__Job__
Without including any images, repeat the data exactly.

·····

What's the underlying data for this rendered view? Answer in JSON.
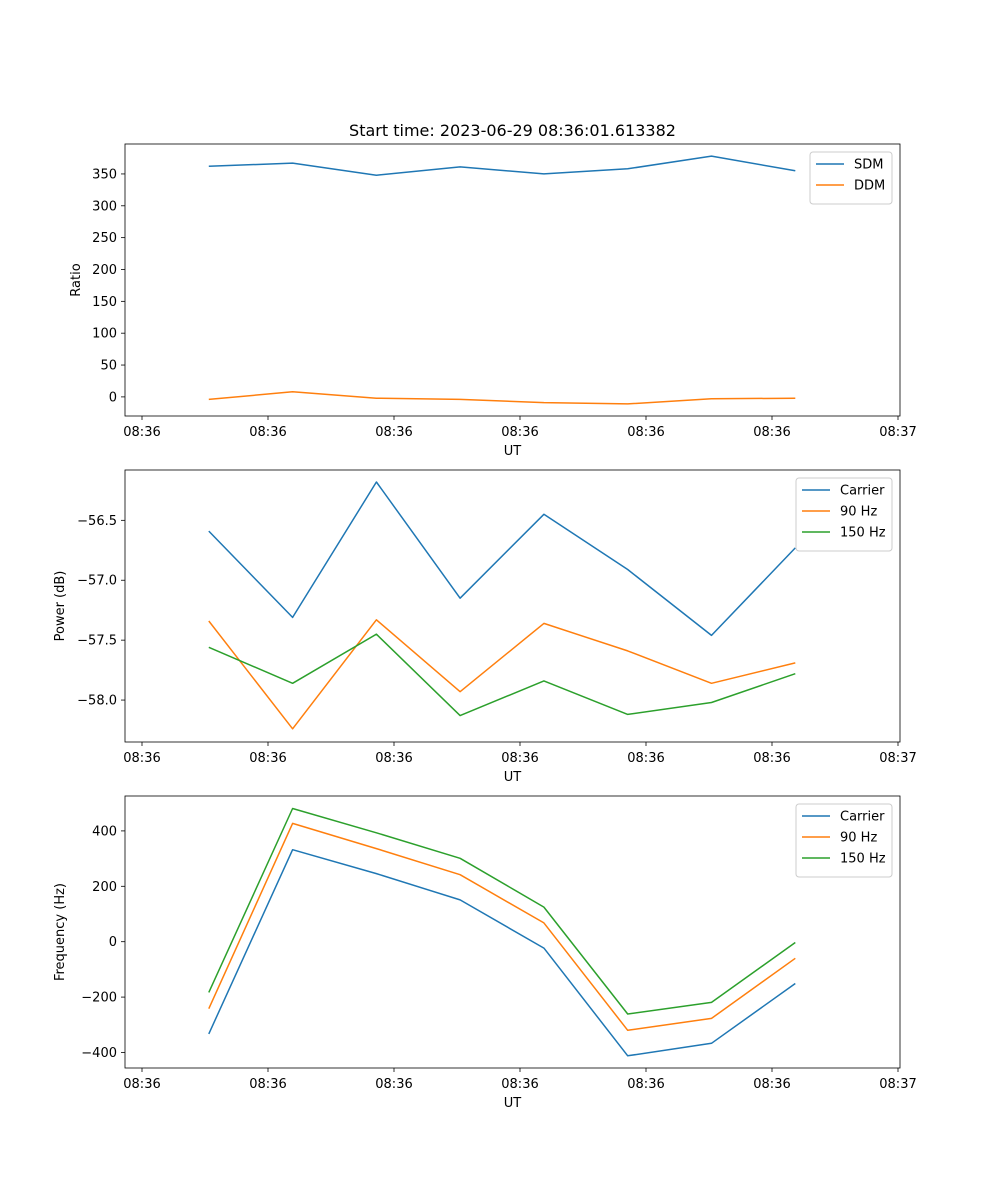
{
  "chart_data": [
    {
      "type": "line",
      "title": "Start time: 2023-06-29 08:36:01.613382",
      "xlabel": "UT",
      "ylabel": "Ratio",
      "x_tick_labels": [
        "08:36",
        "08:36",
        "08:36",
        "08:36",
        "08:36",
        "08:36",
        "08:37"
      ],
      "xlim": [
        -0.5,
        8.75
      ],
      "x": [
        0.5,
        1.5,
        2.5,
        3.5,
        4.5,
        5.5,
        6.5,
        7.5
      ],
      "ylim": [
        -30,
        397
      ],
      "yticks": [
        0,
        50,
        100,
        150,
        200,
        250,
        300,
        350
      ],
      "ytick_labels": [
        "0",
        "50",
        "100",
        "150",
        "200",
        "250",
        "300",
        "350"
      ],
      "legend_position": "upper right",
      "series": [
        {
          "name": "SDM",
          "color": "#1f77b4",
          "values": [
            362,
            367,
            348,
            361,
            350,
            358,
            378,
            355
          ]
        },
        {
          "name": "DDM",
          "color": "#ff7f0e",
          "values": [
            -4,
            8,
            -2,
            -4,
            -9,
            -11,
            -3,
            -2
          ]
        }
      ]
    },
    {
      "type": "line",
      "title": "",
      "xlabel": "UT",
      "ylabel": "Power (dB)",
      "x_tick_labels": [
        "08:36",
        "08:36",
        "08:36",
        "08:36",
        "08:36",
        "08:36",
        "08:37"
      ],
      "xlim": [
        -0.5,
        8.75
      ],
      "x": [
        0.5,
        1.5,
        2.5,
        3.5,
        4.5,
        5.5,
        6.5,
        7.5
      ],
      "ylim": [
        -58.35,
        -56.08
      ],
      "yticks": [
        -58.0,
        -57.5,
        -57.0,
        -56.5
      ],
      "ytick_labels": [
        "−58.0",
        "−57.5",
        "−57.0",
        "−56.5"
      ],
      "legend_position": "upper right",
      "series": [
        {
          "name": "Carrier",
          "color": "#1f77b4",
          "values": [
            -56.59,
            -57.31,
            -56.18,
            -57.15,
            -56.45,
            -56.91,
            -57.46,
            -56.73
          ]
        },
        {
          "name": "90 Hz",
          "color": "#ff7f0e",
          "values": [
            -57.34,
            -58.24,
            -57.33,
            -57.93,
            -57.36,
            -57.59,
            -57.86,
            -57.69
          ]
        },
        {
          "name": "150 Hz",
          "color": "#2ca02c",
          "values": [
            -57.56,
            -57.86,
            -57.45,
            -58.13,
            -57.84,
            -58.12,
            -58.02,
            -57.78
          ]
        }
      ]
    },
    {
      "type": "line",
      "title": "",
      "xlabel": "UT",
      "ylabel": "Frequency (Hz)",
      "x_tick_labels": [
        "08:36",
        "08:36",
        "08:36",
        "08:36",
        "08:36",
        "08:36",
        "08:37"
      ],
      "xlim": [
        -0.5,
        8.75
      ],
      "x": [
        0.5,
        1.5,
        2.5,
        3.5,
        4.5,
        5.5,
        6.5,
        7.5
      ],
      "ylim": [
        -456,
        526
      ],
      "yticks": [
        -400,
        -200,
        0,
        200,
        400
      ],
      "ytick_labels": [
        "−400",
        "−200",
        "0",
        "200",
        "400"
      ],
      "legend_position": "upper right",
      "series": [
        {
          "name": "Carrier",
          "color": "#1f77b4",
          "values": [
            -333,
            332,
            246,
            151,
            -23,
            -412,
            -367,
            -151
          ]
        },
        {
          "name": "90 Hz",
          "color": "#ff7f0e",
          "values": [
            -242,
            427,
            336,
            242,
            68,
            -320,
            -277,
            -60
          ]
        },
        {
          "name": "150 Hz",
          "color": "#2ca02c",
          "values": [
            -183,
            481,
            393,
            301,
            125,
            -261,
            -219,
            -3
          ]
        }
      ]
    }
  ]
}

·····

__Response__
What's the underlying data for this rendered view? Answer in JSON.
{
  "chart_data": [
    {
      "type": "line",
      "title": "Start time: 2023-06-29 08:36:01.613382",
      "xlabel": "UT",
      "ylabel": "Ratio",
      "x_tick_labels": [
        "08:36",
        "08:36",
        "08:36",
        "08:36",
        "08:36",
        "08:36",
        "08:37"
      ],
      "xlim": [
        -0.5,
        8.75
      ],
      "x": [
        0.5,
        1.5,
        2.5,
        3.5,
        4.5,
        5.5,
        6.5,
        7.5
      ],
      "ylim": [
        -30,
        397
      ],
      "yticks": [
        0,
        50,
        100,
        150,
        200,
        250,
        300,
        350
      ],
      "ytick_labels": [
        "0",
        "50",
        "100",
        "150",
        "200",
        "250",
        "300",
        "350"
      ],
      "legend_position": "upper right",
      "series": [
        {
          "name": "SDM",
          "color": "#1f77b4",
          "values": [
            362,
            367,
            348,
            361,
            350,
            358,
            378,
            355
          ]
        },
        {
          "name": "DDM",
          "color": "#ff7f0e",
          "values": [
            -4,
            8,
            -2,
            -4,
            -9,
            -11,
            -3,
            -2
          ]
        }
      ]
    },
    {
      "type": "line",
      "title": "",
      "xlabel": "UT",
      "ylabel": "Power (dB)",
      "x_tick_labels": [
        "08:36",
        "08:36",
        "08:36",
        "08:36",
        "08:36",
        "08:36",
        "08:37"
      ],
      "xlim": [
        -0.5,
        8.75
      ],
      "x": [
        0.5,
        1.5,
        2.5,
        3.5,
        4.5,
        5.5,
        6.5,
        7.5
      ],
      "ylim": [
        -58.35,
        -56.08
      ],
      "yticks": [
        -58.0,
        -57.5,
        -57.0,
        -56.5
      ],
      "ytick_labels": [
        "−58.0",
        "−57.5",
        "−57.0",
        "−56.5"
      ],
      "legend_position": "upper right",
      "series": [
        {
          "name": "Carrier",
          "color": "#1f77b4",
          "values": [
            -56.59,
            -57.31,
            -56.18,
            -57.15,
            -56.45,
            -56.91,
            -57.46,
            -56.73
          ]
        },
        {
          "name": "90 Hz",
          "color": "#ff7f0e",
          "values": [
            -57.34,
            -58.24,
            -57.33,
            -57.93,
            -57.36,
            -57.59,
            -57.86,
            -57.69
          ]
        },
        {
          "name": "150 Hz",
          "color": "#2ca02c",
          "values": [
            -57.56,
            -57.86,
            -57.45,
            -58.13,
            -57.84,
            -58.12,
            -58.02,
            -57.78
          ]
        }
      ]
    },
    {
      "type": "line",
      "title": "",
      "xlabel": "UT",
      "ylabel": "Frequency (Hz)",
      "x_tick_labels": [
        "08:36",
        "08:36",
        "08:36",
        "08:36",
        "08:36",
        "08:36",
        "08:37"
      ],
      "xlim": [
        -0.5,
        8.75
      ],
      "x": [
        0.5,
        1.5,
        2.5,
        3.5,
        4.5,
        5.5,
        6.5,
        7.5
      ],
      "ylim": [
        -456,
        526
      ],
      "yticks": [
        -400,
        -200,
        0,
        200,
        400
      ],
      "ytick_labels": [
        "−400",
        "−200",
        "0",
        "200",
        "400"
      ],
      "legend_position": "upper right",
      "series": [
        {
          "name": "Carrier",
          "color": "#1f77b4",
          "values": [
            -333,
            332,
            246,
            151,
            -23,
            -412,
            -367,
            -151
          ]
        },
        {
          "name": "90 Hz",
          "color": "#ff7f0e",
          "values": [
            -242,
            427,
            336,
            242,
            68,
            -320,
            -277,
            -60
          ]
        },
        {
          "name": "150 Hz",
          "color": "#2ca02c",
          "values": [
            -183,
            481,
            393,
            301,
            125,
            -261,
            -219,
            -3
          ]
        }
      ]
    }
  ]
}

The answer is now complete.